■ Try it ■
From the entries, return every line where the string "aproximativ" shows up.
========
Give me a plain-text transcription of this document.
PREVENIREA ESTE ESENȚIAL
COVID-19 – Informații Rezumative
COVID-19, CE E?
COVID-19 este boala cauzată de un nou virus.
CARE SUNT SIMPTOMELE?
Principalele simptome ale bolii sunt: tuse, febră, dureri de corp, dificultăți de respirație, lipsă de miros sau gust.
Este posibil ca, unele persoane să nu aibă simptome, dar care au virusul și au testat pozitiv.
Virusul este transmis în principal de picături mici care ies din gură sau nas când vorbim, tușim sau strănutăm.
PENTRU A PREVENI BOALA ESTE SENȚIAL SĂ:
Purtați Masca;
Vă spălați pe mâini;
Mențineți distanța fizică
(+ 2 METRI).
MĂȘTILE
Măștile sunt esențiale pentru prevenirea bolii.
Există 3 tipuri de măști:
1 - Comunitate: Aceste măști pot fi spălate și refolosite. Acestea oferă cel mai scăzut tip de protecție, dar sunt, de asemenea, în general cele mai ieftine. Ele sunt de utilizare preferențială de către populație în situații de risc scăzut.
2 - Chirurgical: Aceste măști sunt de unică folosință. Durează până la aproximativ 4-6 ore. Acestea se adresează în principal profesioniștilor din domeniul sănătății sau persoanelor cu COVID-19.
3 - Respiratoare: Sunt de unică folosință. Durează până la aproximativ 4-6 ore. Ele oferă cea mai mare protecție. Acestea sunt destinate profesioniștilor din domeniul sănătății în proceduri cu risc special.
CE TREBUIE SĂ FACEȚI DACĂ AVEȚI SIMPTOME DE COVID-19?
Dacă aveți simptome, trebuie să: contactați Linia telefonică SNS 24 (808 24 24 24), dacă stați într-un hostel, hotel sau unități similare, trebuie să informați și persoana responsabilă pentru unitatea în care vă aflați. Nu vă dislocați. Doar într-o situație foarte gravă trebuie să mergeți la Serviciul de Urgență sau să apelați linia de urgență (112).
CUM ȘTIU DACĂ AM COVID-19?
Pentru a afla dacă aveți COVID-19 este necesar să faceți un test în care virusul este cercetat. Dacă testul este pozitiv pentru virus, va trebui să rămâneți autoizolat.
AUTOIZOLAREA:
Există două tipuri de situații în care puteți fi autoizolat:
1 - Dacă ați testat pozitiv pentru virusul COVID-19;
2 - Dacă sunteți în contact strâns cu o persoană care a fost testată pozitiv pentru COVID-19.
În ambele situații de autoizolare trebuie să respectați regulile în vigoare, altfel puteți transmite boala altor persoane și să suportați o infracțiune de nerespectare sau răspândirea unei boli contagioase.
========
■ Exercise response ■
2 - Chirurgical: Aceste măști sunt de unică folosință. Durează până la aproximativ 4-6 ore. Acestea se adresează în principal profesioniștilor din domeniul sănătății sau persoanelor cu COVID-19.
3 - Respiratoare: Sunt de unică folosință. Durează până la aproximativ 4-6 ore. Ele oferă cea mai mare protecție. Acestea sunt destinate profesioniștilor din domeniul sănătății în proceduri cu risc special.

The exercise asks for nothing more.